### [The problem]
Select all lines in the records that include "Paris".
— start of Data in this exercise —
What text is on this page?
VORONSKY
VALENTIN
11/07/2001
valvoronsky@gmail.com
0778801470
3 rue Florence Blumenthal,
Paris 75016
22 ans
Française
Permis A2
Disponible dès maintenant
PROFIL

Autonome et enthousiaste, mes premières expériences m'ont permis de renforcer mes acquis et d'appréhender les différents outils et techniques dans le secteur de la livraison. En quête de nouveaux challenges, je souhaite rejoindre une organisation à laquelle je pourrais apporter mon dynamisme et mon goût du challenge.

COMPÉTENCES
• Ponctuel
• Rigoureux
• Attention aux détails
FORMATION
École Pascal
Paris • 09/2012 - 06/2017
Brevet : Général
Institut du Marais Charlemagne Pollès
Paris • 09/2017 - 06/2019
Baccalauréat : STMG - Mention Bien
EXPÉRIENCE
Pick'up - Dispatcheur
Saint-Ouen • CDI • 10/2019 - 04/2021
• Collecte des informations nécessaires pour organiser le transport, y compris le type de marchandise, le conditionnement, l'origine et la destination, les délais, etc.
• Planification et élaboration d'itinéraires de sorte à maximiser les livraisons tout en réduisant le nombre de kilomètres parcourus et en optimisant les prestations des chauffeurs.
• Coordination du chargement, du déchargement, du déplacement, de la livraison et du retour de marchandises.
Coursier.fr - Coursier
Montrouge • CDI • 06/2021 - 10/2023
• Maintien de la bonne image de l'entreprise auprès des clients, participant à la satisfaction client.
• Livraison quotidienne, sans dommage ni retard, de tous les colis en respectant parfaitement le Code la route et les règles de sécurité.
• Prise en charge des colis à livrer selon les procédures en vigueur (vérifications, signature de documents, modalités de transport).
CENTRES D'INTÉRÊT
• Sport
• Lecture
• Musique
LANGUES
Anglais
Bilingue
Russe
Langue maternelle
— end of Data in this exercise —
— start of Data in this exercise —
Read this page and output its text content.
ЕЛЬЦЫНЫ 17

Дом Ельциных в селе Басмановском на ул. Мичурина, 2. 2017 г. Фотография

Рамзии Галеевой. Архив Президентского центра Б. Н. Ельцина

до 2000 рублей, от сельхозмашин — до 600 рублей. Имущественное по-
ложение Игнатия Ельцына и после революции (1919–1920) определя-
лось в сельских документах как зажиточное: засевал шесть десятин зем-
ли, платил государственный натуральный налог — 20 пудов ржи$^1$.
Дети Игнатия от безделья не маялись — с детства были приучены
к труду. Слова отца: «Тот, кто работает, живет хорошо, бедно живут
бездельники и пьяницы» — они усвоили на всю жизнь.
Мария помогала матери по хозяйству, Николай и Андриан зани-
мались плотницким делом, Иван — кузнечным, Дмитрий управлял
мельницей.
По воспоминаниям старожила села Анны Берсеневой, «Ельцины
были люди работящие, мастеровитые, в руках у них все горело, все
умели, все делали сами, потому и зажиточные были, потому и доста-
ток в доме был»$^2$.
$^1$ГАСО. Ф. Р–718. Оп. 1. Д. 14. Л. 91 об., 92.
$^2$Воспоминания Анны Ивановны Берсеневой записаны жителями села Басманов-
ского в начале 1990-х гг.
— end of Data in this exercise —
### [Exercise output]
Paris 75016
Paris • 09/2012 - 06/2017
Paris • 09/2017 - 06/2019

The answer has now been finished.